━━━━━ DATA FOR THE TASK ━━━━━
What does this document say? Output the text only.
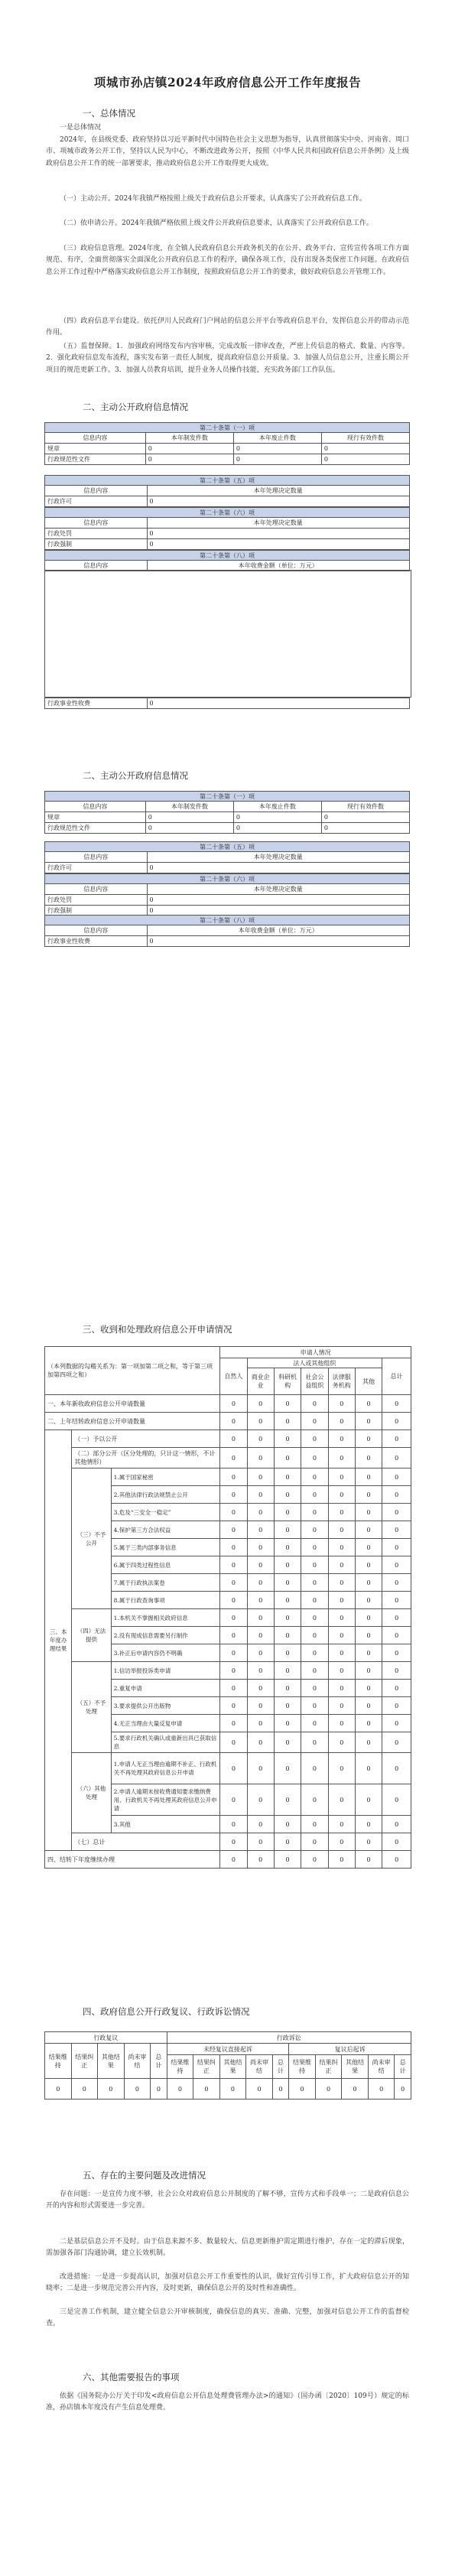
项城市孙店镇2024年政府信息公开工作年度报告
一、总体情况
一是总体情况
2024年，在县级党委、政府坚持以习近平新时代中国特色社会主义思想为指导，认真贯彻落实中央、河南省、周口市、项城市政务公开工作，坚持以人民为中心，不断改进政务公开，按照《中华人民共和国政府信息公开条例》及上级政府信息公开工作的统一部署要求，推动政府信息公开工作取得更大成效。
（一）主动公开。2024年我镇严格按照上级关于政府信息公开要求，认真落实了公开政府信息工作。
（二）依申请公开。2024年我镇严格依照上级文件公开政府信息要求，认真落实了公开政府信息工作。
（三）政府信息管理。2024年度，在全镇人民政府信息公开政务机关的在公开、政务平台、宣传宣传各项工作方面规范、有序，全面贯彻落实全面深化公开政府信息工作的程序，确保各项工作，没有出现各类保密工作问题。在政府信息公开工作过程中严格落实政府信息公开工作制度，按照政府信息公开工作的要求，做好政府信息公开管理工作。
（四）政府信息平台建设。依托伊川人民政府门户网站的信息公开平台等政府信息平台，发挥信息公开的带动示范作用。
（五）监督保障。1．加强政府网络发布内容审核，完成改版一律审改查，严密上传信息的格式、数量、内容等。2．强化政府信息发布流程，落实发布第一责任人制度，提高政府信息公开质量。3．加强人员信息公开，注重长期公开项目的规范更新工作。3．加强人员教育培训，提升业务人员操作技能，充实政务部门工作队伍。
二、主动公开政府信息情况
第二十条第（一）项			
信息内容	本年制发件数	本年废止件数	现行有效件数
规章	0	0	0
行政规范性文件	0	0	0
第二十条第（五）项	
信息内容	本年处理决定数量
行政许可	0
第二十条第（六）项	
信息内容	本年处理决定数量
行政处罚	0
行政强制	0
第二十条第（八）项
信息内容	本年收费金额（单位：万元）
行政事业性收费	0
二、主动公开政府信息情况
第二十条第（一）项			
信息内容	本年制发件数	本年废止件数	现行有效件数
规章	0	0	0
行政规范性文件	0	0	0
第二十条第（五）项	
信息内容	本年处理决定数量
行政许可	0
第二十条第（六）项	
信息内容	本年处理决定数量
行政处罚	0
行政强制	0
第二十条第（八）项	
信息内容	本年收费金额（单位：万元）
行政事业性收费	0
三、收到和处理政府信息公开申请情况
（本列数据的勾稽关系为：第一项加第二项之和，等于第三项加第四项之和）			申请人情况						
			自然人	法人或其他组织					总计
				商业企业	科研机构	社会公益组织	法律服务机构	其他	
一、本年新收政府信息公开申请数量			0	0	0	0	0	0	0
二、上年结转政府信息公开申请数量			0	0	0	0	0	0	0
三、本年度办理结果	（一）予以公开		0	0	0	0	0	0	0
	（二）部分公开（区分处理的，只计这一情形，不计其他情形）		0	0	0	0	0	0	0
	（三）不予公开	1.属于国家秘密	0	0	0	0	0	0	0
		2.其他法律行政法规禁止公开	0	0	0	0	0	0	0
		3.危及“三安全一稳定”	0	0	0	0	0	0	0
		4.保护第三方合法权益	0	0	0	0	0	0	0
		5.属于三类内部事务信息	0	0	0	0	0	0	0
		6.属于四类过程性信息	0	0	0	0	0	0	0
		7.属于行政执法案卷	0	0	0	0	0	0	0
		8.属于行政查询事项	0	0	0	0	0	0	0
	（四）无法提供	1.本机关不掌握相关政府信息	0	0	0	0	0	0	0
		2.没有现成信息需要另行制作	0	0	0	0	0	0	0
		3.补正后申请内容仍不明确	0	0	0	0	0	0	0
	（五）不予处理	1.信访举报投诉类申请	0	0	0	0	0	0	0
		2.重复申请	0	0	0	0	0	0	0
		3.要求提供公开出版物	0	0	0	0	0	0	0
		4.无正当理由大量反复申请	0	0	0	0	0	0	0
		5.要求行政机关确认或重新出具已获取信息	0	0	0	0	0	0	0
	（六）其他处理	1.申请人无正当理由逾期不补正、行政机关不再处理其政府信息公开申请	0	0	0	0	0	0	0
		2.申请人逾期未按收费通知要求缴纳费用、行政机关不再处理其政府信息公开申请	0	0	0	0	0	0	0
		3.其他	0	0	0	0	0	0	0
	（七）总计		0	0	0	0	0	0	0
四、结转下年度继续办理			0	0	0	0	0	0	0
四、政府信息公开行政复议、行政诉讼情况
行政复议					行政诉讼									
结果维持	结果纠正	其他结果	尚未审结	总计	未经复议直接起诉					复议后起诉				
					结果维持	结果纠正	其他结果	尚未审结	总计	结果维持	结果纠正	其他结果	尚未审结	总计
0	0	0	0	0	0	0	0	0	0	0	0	0	0	0
五、存在的主要问题及改进情况
存在问题：一是宣传力度不够，社会公众对政府信息公开制度的了解不够，宣传方式和手段单一；二是政府信息公开的内容和形式需要进一步完善。
二是基层信息公开不及时。由于信息来源不多、数量较大、信息更新维护需定期进行维护，存在一定的滞后现象，需加强各部门沟通协调，建立长效机制。
改进措施：一是进一步提高认识，加强对信息公开工作重要性的认识，做好宣传引导工作，扩大政府信息公开的知晓率；二是进一步规范完善公开内容，及时更新，确保信息公开的及时性和准确性。
三是完善工作机制，建立健全信息公开审核制度，确保信息的真实、准确、完整，加强对信息公开工作的监督检查。
六、其他需要报告的事项
依据《国务院办公厅关于印发<政府信息公开信息处理费管理办法>的通知》（国办函〔2020〕109号）规定的标准，孙店镇本年度没有产生信息处理费。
━━━━━
**GIVEN REQUEST**
Pull out every line containing "行政机关不再处理其政府信息公开申请".

**CORRECT RESPONSE**
	（六）其他处理	1.申请人无正当理由逾期不补正、行政机关不再处理其政府信息公开申请	0	0	0	0	0	0	0
		2.申请人逾期未按收费通知要求缴纳费用、行政机关不再处理其政府信息公开申请	0	0	0	0	0	0	0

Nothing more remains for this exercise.